(RECORD SET)
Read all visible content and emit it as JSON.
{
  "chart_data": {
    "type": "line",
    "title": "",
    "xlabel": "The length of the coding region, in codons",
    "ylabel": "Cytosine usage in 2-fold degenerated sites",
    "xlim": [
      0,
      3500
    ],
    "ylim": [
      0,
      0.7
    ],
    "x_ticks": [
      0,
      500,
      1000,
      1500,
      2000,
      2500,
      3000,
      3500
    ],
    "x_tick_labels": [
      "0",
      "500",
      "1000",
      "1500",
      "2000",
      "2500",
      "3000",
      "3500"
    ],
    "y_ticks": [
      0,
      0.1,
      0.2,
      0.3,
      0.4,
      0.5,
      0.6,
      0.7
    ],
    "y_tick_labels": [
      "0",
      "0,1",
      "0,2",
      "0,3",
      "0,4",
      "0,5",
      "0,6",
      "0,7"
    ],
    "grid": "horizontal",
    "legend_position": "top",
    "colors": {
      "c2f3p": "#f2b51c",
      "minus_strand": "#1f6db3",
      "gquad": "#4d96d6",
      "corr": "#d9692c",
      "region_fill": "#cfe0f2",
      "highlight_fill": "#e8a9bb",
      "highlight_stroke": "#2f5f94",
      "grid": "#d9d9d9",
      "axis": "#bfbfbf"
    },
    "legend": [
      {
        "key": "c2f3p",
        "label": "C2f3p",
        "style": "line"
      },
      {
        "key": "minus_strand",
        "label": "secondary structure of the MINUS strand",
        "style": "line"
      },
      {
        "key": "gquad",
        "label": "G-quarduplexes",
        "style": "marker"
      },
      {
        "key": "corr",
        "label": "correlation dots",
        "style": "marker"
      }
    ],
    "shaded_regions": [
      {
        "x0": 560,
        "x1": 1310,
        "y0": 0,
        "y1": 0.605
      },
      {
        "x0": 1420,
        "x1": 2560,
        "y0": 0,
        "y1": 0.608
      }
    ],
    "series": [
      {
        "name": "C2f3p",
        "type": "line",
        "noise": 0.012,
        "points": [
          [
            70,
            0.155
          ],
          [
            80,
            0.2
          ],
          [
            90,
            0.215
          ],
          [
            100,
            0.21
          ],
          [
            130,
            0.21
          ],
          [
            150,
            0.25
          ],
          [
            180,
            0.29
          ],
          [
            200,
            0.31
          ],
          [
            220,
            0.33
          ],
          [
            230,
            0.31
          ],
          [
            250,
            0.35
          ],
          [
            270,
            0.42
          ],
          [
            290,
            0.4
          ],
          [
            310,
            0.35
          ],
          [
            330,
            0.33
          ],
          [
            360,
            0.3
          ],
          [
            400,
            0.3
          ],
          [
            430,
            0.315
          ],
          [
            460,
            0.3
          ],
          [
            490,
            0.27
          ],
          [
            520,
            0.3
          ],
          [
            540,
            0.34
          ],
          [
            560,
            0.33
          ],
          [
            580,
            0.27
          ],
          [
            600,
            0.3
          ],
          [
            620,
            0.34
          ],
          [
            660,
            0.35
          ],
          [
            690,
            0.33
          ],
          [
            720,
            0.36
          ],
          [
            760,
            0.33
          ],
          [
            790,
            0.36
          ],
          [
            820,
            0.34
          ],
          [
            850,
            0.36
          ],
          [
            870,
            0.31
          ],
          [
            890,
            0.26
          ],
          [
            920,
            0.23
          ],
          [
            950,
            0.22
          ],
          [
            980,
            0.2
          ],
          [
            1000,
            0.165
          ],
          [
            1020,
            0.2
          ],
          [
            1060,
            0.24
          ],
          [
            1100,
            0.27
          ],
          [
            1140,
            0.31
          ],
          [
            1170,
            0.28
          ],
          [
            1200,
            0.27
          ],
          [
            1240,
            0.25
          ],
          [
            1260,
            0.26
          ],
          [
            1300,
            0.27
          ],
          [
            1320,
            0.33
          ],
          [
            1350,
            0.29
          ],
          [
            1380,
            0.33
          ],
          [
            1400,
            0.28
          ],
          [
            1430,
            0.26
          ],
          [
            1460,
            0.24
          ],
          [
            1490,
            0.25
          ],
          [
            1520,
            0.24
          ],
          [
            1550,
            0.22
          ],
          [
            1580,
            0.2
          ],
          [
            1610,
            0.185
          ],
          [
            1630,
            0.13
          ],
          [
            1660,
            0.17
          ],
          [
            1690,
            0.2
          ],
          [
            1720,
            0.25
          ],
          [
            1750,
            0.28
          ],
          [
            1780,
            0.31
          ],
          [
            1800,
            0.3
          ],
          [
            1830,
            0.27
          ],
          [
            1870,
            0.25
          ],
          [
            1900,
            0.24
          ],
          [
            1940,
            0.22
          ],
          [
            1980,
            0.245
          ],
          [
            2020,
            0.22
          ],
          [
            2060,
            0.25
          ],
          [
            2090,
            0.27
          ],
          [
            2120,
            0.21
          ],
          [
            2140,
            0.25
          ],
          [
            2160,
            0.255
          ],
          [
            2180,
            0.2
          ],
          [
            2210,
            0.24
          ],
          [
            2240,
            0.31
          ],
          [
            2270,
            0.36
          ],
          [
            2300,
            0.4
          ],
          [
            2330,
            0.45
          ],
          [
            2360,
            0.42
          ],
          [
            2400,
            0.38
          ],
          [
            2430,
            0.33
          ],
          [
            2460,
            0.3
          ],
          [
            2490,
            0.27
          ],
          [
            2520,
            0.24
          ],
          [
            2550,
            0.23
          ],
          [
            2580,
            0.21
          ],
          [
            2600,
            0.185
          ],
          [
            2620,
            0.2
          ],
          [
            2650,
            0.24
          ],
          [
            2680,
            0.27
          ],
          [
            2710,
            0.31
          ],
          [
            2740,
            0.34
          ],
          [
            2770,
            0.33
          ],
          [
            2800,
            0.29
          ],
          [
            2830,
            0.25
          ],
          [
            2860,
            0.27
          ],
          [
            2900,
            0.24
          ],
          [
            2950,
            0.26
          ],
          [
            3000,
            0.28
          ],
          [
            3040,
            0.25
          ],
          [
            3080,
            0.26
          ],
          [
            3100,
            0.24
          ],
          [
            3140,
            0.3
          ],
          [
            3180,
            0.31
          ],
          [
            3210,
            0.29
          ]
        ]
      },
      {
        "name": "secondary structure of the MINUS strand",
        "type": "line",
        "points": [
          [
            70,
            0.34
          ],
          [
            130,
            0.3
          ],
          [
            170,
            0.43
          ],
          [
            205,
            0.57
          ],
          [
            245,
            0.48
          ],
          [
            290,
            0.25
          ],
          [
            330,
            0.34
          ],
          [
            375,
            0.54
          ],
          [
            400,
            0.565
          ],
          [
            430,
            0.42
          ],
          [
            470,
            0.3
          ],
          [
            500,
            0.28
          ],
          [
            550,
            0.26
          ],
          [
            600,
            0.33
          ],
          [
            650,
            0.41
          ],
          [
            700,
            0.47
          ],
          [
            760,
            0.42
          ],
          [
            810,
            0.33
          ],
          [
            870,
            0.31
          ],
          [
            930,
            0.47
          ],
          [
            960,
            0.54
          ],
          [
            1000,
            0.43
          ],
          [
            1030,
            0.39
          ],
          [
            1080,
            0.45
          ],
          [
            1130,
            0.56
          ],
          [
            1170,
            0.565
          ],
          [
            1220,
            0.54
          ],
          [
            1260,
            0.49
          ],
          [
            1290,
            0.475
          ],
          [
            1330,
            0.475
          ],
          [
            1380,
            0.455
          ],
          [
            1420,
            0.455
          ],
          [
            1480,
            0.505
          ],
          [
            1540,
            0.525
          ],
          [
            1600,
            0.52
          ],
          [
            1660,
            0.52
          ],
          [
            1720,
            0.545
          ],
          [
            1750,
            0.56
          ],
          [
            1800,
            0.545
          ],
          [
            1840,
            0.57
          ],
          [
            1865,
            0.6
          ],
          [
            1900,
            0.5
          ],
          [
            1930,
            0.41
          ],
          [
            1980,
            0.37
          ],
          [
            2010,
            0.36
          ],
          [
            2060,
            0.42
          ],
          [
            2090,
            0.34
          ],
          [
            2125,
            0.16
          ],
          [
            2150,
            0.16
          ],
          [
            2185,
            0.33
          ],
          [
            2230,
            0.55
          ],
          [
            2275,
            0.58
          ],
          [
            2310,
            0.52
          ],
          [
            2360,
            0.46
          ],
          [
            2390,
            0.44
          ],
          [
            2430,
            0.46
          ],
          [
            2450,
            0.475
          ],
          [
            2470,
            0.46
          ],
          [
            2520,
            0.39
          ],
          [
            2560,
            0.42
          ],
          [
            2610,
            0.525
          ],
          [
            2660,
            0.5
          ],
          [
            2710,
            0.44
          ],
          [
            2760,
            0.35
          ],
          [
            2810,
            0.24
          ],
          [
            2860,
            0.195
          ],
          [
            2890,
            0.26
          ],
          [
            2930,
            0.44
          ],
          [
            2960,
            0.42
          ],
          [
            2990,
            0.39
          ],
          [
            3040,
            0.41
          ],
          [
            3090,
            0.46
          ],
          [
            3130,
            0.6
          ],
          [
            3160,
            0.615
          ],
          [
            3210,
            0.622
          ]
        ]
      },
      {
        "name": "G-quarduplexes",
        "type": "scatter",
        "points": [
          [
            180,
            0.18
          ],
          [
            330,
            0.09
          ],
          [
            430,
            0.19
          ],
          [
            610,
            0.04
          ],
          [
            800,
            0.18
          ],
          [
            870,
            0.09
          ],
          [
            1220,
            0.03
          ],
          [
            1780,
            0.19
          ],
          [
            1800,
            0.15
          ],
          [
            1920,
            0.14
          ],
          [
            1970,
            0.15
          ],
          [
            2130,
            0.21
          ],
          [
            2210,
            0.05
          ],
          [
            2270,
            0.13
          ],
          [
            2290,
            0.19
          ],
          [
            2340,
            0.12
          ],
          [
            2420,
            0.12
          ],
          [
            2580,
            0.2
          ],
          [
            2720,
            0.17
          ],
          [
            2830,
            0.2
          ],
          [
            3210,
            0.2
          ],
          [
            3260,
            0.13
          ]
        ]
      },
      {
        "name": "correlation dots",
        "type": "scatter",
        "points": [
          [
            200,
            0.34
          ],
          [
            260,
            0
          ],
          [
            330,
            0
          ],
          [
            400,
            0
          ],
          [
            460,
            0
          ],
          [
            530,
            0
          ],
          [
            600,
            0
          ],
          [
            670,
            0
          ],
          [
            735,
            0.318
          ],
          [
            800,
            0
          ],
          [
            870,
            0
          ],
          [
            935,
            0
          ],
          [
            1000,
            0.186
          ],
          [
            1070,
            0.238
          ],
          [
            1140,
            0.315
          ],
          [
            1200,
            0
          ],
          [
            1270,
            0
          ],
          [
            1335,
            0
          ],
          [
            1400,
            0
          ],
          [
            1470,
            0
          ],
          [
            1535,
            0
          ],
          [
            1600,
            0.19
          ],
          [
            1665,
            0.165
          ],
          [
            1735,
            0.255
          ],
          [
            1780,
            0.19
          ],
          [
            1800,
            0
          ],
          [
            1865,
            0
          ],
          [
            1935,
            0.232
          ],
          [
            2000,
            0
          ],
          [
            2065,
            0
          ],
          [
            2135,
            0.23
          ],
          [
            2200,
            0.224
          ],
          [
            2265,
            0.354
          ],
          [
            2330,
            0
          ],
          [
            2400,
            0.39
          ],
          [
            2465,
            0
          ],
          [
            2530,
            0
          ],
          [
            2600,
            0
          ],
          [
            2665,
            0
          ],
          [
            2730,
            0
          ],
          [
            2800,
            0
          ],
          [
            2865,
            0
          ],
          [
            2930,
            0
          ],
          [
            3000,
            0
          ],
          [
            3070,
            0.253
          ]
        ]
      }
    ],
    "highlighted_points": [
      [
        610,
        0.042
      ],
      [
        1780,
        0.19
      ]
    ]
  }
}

(EXERCISE OBJECTIVE)
Which lines include "quarduplexes"? Copy each of them out.

(REPLY)
        "label": "G-quarduplexes",
        "name": "G-quarduplexes",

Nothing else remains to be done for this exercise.